WHAT THE EXERCISE ASKS: Restate all entries exactly.

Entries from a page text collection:
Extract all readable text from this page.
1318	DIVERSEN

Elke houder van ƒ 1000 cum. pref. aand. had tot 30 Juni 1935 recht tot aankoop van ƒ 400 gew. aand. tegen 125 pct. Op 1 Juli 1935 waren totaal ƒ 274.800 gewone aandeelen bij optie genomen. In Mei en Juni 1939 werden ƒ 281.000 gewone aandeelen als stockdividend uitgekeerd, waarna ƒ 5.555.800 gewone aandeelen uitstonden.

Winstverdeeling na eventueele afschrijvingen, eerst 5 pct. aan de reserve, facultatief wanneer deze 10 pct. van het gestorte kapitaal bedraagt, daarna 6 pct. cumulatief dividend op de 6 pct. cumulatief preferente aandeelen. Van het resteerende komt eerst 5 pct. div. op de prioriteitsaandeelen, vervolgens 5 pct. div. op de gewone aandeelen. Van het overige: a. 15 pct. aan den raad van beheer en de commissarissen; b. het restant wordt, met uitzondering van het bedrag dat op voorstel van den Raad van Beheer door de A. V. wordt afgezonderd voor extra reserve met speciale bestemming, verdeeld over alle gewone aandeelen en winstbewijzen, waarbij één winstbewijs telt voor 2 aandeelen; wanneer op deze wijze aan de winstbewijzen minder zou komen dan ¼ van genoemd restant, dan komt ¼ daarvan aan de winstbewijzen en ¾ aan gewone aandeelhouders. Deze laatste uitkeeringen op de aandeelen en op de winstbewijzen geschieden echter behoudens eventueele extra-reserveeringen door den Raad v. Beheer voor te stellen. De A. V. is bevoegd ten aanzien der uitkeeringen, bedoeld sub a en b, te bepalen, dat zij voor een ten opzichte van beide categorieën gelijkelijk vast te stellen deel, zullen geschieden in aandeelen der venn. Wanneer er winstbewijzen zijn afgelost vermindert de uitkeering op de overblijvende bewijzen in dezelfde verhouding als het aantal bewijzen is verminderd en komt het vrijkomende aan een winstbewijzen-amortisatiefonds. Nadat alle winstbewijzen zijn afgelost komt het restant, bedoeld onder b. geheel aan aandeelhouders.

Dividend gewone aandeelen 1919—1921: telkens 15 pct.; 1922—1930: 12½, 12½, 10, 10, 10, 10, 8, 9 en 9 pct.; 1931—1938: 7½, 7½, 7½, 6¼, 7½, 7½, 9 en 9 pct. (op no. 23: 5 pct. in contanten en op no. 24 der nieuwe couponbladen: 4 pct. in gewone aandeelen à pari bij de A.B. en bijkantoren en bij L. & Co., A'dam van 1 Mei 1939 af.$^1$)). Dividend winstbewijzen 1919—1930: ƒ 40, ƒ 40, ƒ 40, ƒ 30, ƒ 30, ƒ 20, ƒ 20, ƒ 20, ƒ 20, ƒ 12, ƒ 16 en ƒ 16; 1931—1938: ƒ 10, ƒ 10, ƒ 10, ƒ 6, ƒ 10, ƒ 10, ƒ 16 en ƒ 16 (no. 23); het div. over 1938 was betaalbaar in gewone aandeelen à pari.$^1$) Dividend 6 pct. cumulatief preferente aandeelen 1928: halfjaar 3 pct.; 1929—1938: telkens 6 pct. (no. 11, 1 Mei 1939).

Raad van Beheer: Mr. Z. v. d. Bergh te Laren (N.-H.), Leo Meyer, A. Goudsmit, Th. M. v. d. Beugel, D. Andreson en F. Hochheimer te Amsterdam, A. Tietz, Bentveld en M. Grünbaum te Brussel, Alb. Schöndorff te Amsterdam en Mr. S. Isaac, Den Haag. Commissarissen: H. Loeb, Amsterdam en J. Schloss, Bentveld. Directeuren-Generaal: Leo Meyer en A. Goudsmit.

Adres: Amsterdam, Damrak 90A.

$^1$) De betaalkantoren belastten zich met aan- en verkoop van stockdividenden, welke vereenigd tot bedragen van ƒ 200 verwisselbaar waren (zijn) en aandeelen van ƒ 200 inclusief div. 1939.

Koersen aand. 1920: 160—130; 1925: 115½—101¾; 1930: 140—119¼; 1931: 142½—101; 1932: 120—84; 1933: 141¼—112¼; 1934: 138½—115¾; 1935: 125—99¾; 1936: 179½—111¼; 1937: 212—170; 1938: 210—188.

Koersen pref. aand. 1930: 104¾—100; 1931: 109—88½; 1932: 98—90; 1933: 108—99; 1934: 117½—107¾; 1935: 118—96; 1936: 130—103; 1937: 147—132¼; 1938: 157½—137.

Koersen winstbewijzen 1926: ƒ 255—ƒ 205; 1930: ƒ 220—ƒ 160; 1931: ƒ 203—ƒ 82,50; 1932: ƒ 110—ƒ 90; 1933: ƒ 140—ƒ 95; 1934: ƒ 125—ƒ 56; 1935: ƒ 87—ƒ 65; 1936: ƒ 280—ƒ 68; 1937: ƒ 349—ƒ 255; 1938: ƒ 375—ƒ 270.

SOLVED EXERCISE:
Extract all readable text from this page.
1318	DIVERSEN

Elke houder van ƒ 1000 cum. pref. aand. had tot 30 Juni 1935 recht tot aankoop van ƒ 400 gew. aand. tegen 125 pct. Op 1 Juli 1935 waren totaal ƒ 274.800 gewone aandeelen bij optie genomen. In Mei en Juni 1939 werden ƒ 281.000 gewone aandeelen als stockdividend uitgekeerd, waarna ƒ 5.555.800 gewone aandeelen uitstonden.

Winstverdeeling na eventueele afschrijvingen, eerst 5 pct. aan de reserve, facultatief wanneer deze 10 pct. van het gestorte kapitaal bedraagt, daarna 6 pct. cumulatief dividend op de 6 pct. cumulatief preferente aandeelen. Van het resteerende komt eerst 5 pct. div. op de prioriteitsaandeelen, vervolgens 5 pct. div. op de gewone aandeelen. Van het overige: a. 15 pct. aan den raad van beheer en de commissarissen; b. het restant wordt, met uitzondering van het bedrag dat op voorstel van den Raad van Beheer door de A. V. wordt afgezonderd voor extra reserve met speciale bestemming, verdeeld over alle gewone aandeelen en winstbewijzen, waarbij één winstbewijs telt voor 2 aandeelen; wanneer op deze wijze aan de winstbewijzen minder zou komen dan ¼ van genoemd restant, dan komt ¼ daarvan aan de winstbewijzen en ¾ aan gewone aandeelhouders. Deze laatste uitkeeringen op de aandeelen en op de winstbewijzen geschieden echter behoudens eventueele extra-reserveeringen door den Raad v. Beheer voor te stellen. De A. V. is bevoegd ten aanzien der uitkeeringen, bedoeld sub a en b, te bepalen, dat zij voor een ten opzichte van beide categorieën gelijkelijk vast te stellen deel, zullen geschieden in aandeelen der venn. Wanneer er winstbewijzen zijn afgelost vermindert de uitkeering op de overblijvende bewijzen in dezelfde verhouding als het aantal bewijzen is verminderd en komt het vrijkomende aan een winstbewijzen-amortisatiefonds. Nadat alle winstbewijzen zijn afgelost komt het restant, bedoeld onder b. geheel aan aandeelhouders.

Dividend gewone aandeelen 1919—1921: telkens 15 pct.; 1922—1930: 12½, 12½, 10, 10, 10, 10, 8, 9 en 9 pct.; 1931—1938: 7½, 7½, 7½, 6¼, 7½, 7½, 9 en 9 pct. (op no. 23: 5 pct. in contanten en op no. 24 der nieuwe couponbladen: 4 pct. in gewone aandeelen à pari bij de A.B. en bijkantoren en bij L. & Co., A'dam van 1 Mei 1939 af.$^1$)). Dividend winstbewijzen 1919—1930: ƒ 40, ƒ 40, ƒ 40, ƒ 30, ƒ 30, ƒ 20, ƒ 20, ƒ 20, ƒ 20, ƒ 12, ƒ 16 en ƒ 16; 1931—1938: ƒ 10, ƒ 10, ƒ 10, ƒ 6, ƒ 10, ƒ 10, ƒ 16 en ƒ 16 (no. 23); het div. over 1938 was betaalbaar in gewone aandeelen à pari.$^1$) Dividend 6 pct. cumulatief preferente aandeelen 1928: halfjaar 3 pct.; 1929—1938: telkens 6 pct. (no. 11, 1 Mei 1939).

Raad van Beheer: Mr. Z. v. d. Bergh te Laren (N.-H.), Leo Meyer, A. Goudsmit, Th. M. v. d. Beugel, D. Andreson en F. Hochheimer te Amsterdam, A. Tietz, Bentveld en M. Grünbaum te Brussel, Alb. Schöndorff te Amsterdam en Mr. S. Isaac, Den Haag. Commissarissen: H. Loeb, Amsterdam en J. Schloss, Bentveld. Directeuren-Generaal: Leo Meyer en A. Goudsmit.

Adres: Amsterdam, Damrak 90A.

$^1$) De betaalkantoren belastten zich met aan- en verkoop van stockdividenden, welke vereenigd tot bedragen van ƒ 200 verwisselbaar waren (zijn) en aandeelen van ƒ 200 inclusief div. 1939.

Koersen aand. 1920: 160—130; 1925: 115½—101¾; 1930: 140—119¼; 1931: 142½—101; 1932: 120—84; 1933: 141¼—112¼; 1934: 138½—115¾; 1935: 125—99¾; 1936: 179½—111¼; 1937: 212—170; 1938: 210—188.

Koersen pref. aand. 1930: 104¾—100; 1931: 109—88½; 1932: 98—90; 1933: 108—99; 1934: 117½—107¾; 1935: 118—96; 1936: 130—103; 1937: 147—132¼; 1938: 157½—137.

Koersen winstbewijzen 1926: ƒ 255—ƒ 205; 1930: ƒ 220—ƒ 160; 1931: ƒ 203—ƒ 82,50; 1932: ƒ 110—ƒ 90; 1933: ƒ 140—ƒ 95; 1934: ƒ 125—ƒ 56; 1935: ƒ 87—ƒ 65; 1936: ƒ 280—ƒ 68; 1937: ƒ 349—ƒ 255; 1938: ƒ 375—ƒ 270.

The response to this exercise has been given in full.